[Dataset excerpts]

────────

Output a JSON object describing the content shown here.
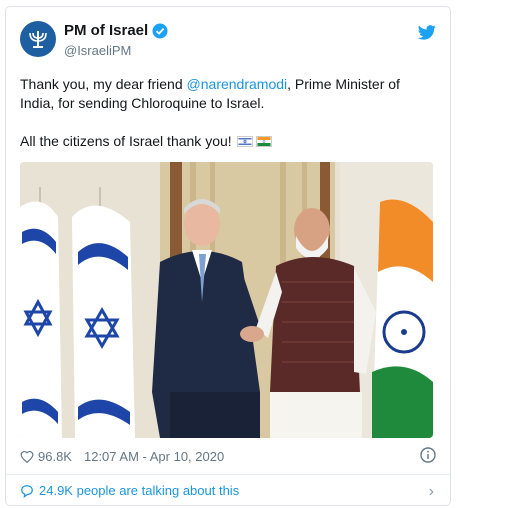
{
  "author": {
    "display_name": "PM of Israel",
    "handle": "@IsraeliPM"
  },
  "tweet": {
    "line1_prefix": "Thank you, my dear friend ",
    "mention": "@narendramodi",
    "line1_suffix": ", Prime Minister of India, for sending Chloroquine to Israel.",
    "line2": "All the citizens of Israel thank you!"
  },
  "stats": {
    "likes": "96.8K",
    "timestamp": "12:07 AM - Apr 10, 2020"
  },
  "conversation": {
    "label": "24.9K people are talking about this"
  },
  "icons": {
    "verified": "verified-badge-icon",
    "brand": "twitter-bird-icon",
    "like": "heart-icon",
    "info": "info-icon",
    "reply": "speech-bubble-icon",
    "more": "chevron-right-icon"
  },
  "colors": {
    "link": "#1b95e0",
    "muted": "#657786",
    "avatar": "#1d5fa0"
  }
}
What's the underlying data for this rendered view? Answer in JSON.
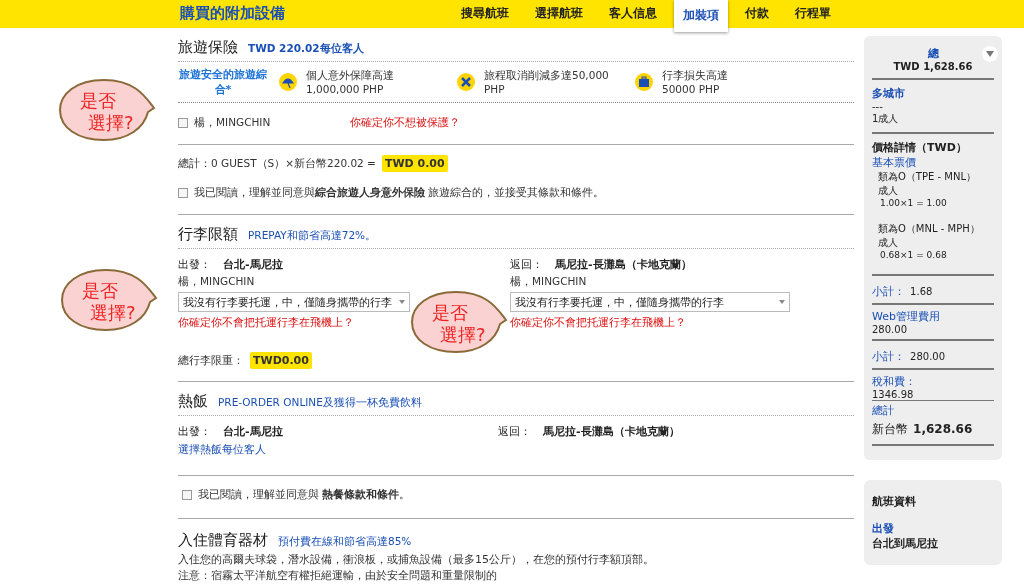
{
  "header": {
    "title": "購買的附加設備",
    "steps": [
      {
        "label": "搜尋航班",
        "selected": false
      },
      {
        "label": "選擇航班",
        "selected": false
      },
      {
        "label": "客人信息",
        "selected": false
      },
      {
        "label": "加裝項",
        "selected": true
      },
      {
        "label": "付款",
        "selected": false
      },
      {
        "label": "行程單",
        "selected": false
      }
    ]
  },
  "insurance": {
    "title": "旅遊保險",
    "price": "TWD 220.02每位客人",
    "plan": "旅遊安全的旅遊綜合*",
    "benefits": [
      {
        "kind": "umbrella",
        "line1": "個人意外保障高達",
        "line2": "1,000,000 PHP"
      },
      {
        "kind": "cross",
        "line1": "旅程取消削減多達50,000",
        "line2": "PHP"
      },
      {
        "kind": "suitcase",
        "line1": "行李損失高達",
        "line2": "50000 PHP"
      }
    ],
    "passenger": {
      "name": "楊，MINGCHIN",
      "checked": false,
      "warning": "你確定你不想被保護？"
    },
    "total_label": "總計：0  GUEST（S）×新台幣220.02 =",
    "total": "TWD 0.00",
    "terms": {
      "checked": false,
      "text": "我已閱讀，理解並同意與**綜合旅遊人身意外保險** 旅遊綜合的，並接受其條款和條件。"
    }
  },
  "baggage": {
    "title": "行李限額",
    "promo": "PREPAY和節省高達72%。",
    "legs": [
      {
        "direction": "出發：",
        "route": "台北-馬尼拉",
        "passenger": "楊，MINGCHIN",
        "option": "我沒有行李要托運，中，僅隨身攜帶的行李",
        "warning": "你確定你不會把托運行李在飛機上？"
      },
      {
        "direction": "返回：",
        "route": "馬尼拉-長灘島（卡地克蘭）",
        "passenger": "楊，MINGCHIN",
        "option": "我沒有行李要托運，中，僅隨身攜帶的行李",
        "warning": "你確定你不會把托運行李在飛機上？"
      }
    ],
    "total_label": "總行李限重：",
    "total": "TWD0.00"
  },
  "meals": {
    "title": "熱飯",
    "promo": "PRE-ORDER ONLINE及獲得一杯免費飲料",
    "legs": [
      {
        "direction": "出發：",
        "route": "台北-馬尼拉",
        "link": "選擇熱飯每位客人"
      },
      {
        "direction": "返回：",
        "route": "馬尼拉-長灘島（卡地克蘭）"
      }
    ],
    "terms": {
      "checked": false,
      "text": "我已閱讀，理解並同意與 **熱餐條款和條件**。"
    }
  },
  "sports": {
    "title": "入住體育器材",
    "promo": "預付費在線和節省高達85%",
    "lines": [
      "入住您的高爾夫球袋，潛水設備，衝浪板，或捕魚設備（最多15公斤），在您的預付行李額頂部。",
      "注意：宿霧太平洋航空有權拒絕運輸，由於安全問題和重量限制的"
    ]
  },
  "summary": {
    "total_label": "總",
    "total": "TWD 1,628.66",
    "trip_type": "多城市",
    "dashes": "---",
    "pax": "1成人",
    "price_title": "價格詳情（TWD）",
    "base_fare": "基本票價",
    "fares": [
      {
        "route": "類為O（TPE - MNL）",
        "pax": "成人",
        "calc": "1.00×1 = 1.00"
      },
      {
        "route": "類為O（MNL - MPH）",
        "pax": "成人",
        "calc": "0.68×1 = 0.68"
      }
    ],
    "subtotal1_label": "小計：",
    "subtotal1": "1.68",
    "fee_label": "Web管理費用",
    "fee": "280.00",
    "subtotal2_label": "小計：",
    "subtotal2": "280.00",
    "tax_label": "稅和費：",
    "tax": "1346.98",
    "grand_label": "總計",
    "grand_currency": "新台幣",
    "grand": "1,628.66"
  },
  "flight": {
    "title": "航班資料",
    "depart_label": "出發",
    "route": "台北到馬尼拉"
  },
  "annotations": [
    {
      "lines": [
        "是否",
        "選擇?"
      ]
    },
    {
      "lines": [
        "是否",
        "選擇?"
      ]
    },
    {
      "lines": [
        "是否",
        "選擇?"
      ]
    }
  ]
}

────────

[Work to be completed] Write out the material above again, word for word, minus its pictures.

[Exercise solution]
Output a JSON object describing the content shown here.
{
  "author": {
    "display_name": "PM of Israel",
    "handle": "@IsraeliPM"
  },
  "tweet": {
    "line1_prefix": "Thank you, my dear friend ",
    "mention": "@narendramodi",
    "line1_suffix": ", Prime Minister of India, for sending Chloroquine to Israel.",
    "line2": "All the citizens of Israel thank you!"
  },
  "stats": {
    "likes": "96.8K",
    "timestamp": "12:07 AM - Apr 10, 2020"
  },
  "conversation": {
    "label": "24.9K people are talking about this"
  },
  "icons": {
    "verified": "verified-badge-icon",
    "brand": "twitter-bird-icon",
    "like": "heart-icon",
    "info": "info-icon",
    "reply": "speech-bubble-icon",
    "more": "chevron-right-icon"
  },
  "colors": {
    "link": "#1b95e0",
    "muted": "#657786",
    "avatar": "#1d5fa0"
  }
}
What's the underlying data for this rendered view? Answer in JSON.
{
  "header": {
    "title": "購買的附加設備",
    "steps": [
      {
        "label": "搜尋航班",
        "selected": false
      },
      {
        "label": "選擇航班",
        "selected": false
      },
      {
        "label": "客人信息",
        "selected": false
      },
      {
        "label": "加裝項",
        "selected": true
      },
      {
        "label": "付款",
        "selected": false
      },
      {
        "label": "行程單",
        "selected": false
      }
    ]
  },
  "insurance": {
    "title": "旅遊保險",
    "price": "TWD 220.02每位客人",
    "plan": "旅遊安全的旅遊綜合*",
    "benefits": [
      {
        "kind": "umbrella",
        "line1": "個人意外保障高達",
        "line2": "1,000,000 PHP"
      },
      {
        "kind": "cross",
        "line1": "旅程取消削減多達50,000",
        "line2": "PHP"
      },
      {
        "kind": "suitcase",
        "line1": "行李損失高達",
        "line2": "50000 PHP"
      }
    ],
    "passenger": {
      "name": "楊，MINGCHIN",
      "checked": false,
      "warning": "你確定你不想被保護？"
    },
    "total_label": "總計：0  GUEST（S）×新台幣220.02 =",
    "total": "TWD 0.00",
    "terms": {
      "checked": false,
      "text": "我已閱讀，理解並同意與**綜合旅遊人身意外保險** 旅遊綜合的，並接受其條款和條件。"
    }
  },
  "baggage": {
    "title": "行李限額",
    "promo": "PREPAY和節省高達72%。",
    "legs": [
      {
        "direction": "出發：",
        "route": "台北-馬尼拉",
        "passenger": "楊，MINGCHIN",
        "option": "我沒有行李要托運，中，僅隨身攜帶的行李",
        "warning": "你確定你不會把托運行李在飛機上？"
      },
      {
        "direction": "返回：",
        "route": "馬尼拉-長灘島（卡地克蘭）",
        "passenger": "楊，MINGCHIN",
        "option": "我沒有行李要托運，中，僅隨身攜帶的行李",
        "warning": "你確定你不會把托運行李在飛機上？"
      }
    ],
    "total_label": "總行李限重：",
    "total": "TWD0.00"
  },
  "meals": {
    "title": "熱飯",
    "promo": "PRE-ORDER ONLINE及獲得一杯免費飲料",
    "legs": [
      {
        "direction": "出發：",
        "route": "台北-馬尼拉",
        "link": "選擇熱飯每位客人"
      },
      {
        "direction": "返回：",
        "route": "馬尼拉-長灘島（卡地克蘭）"
      }
    ],
    "terms": {
      "checked": false,
      "text": "我已閱讀，理解並同意與 **熱餐條款和條件**。"
    }
  },
  "sports": {
    "title": "入住體育器材",
    "promo": "預付費在線和節省高達85%",
    "lines": [
      "入住您的高爾夫球袋，潛水設備，衝浪板，或捕魚設備（最多15公斤），在您的預付行李額頂部。",
      "注意：宿霧太平洋航空有權拒絕運輸，由於安全問題和重量限制的"
    ]
  },
  "summary": {
    "total_label": "總",
    "total": "TWD 1,628.66",
    "trip_type": "多城市",
    "dashes": "---",
    "pax": "1成人",
    "price_title": "價格詳情（TWD）",
    "base_fare": "基本票價",
    "fares": [
      {
        "route": "類為O（TPE - MNL）",
        "pax": "成人",
        "calc": "1.00×1 = 1.00"
      },
      {
        "route": "類為O（MNL - MPH）",
        "pax": "成人",
        "calc": "0.68×1 = 0.68"
      }
    ],
    "subtotal1_label": "小計：",
    "subtotal1": "1.68",
    "fee_label": "Web管理費用",
    "fee": "280.00",
    "subtotal2_label": "小計：",
    "subtotal2": "280.00",
    "tax_label": "稅和費：",
    "tax": "1346.98",
    "grand_label": "總計",
    "grand_currency": "新台幣",
    "grand": "1,628.66"
  },
  "flight": {
    "title": "航班資料",
    "depart_label": "出發",
    "route": "台北到馬尼拉"
  },
  "annotations": [
    {
      "lines": [
        "是否",
        "選擇?"
      ]
    },
    {
      "lines": [
        "是否",
        "選擇?"
      ]
    },
    {
      "lines": [
        "是否",
        "選擇?"
      ]
    }
  ]
}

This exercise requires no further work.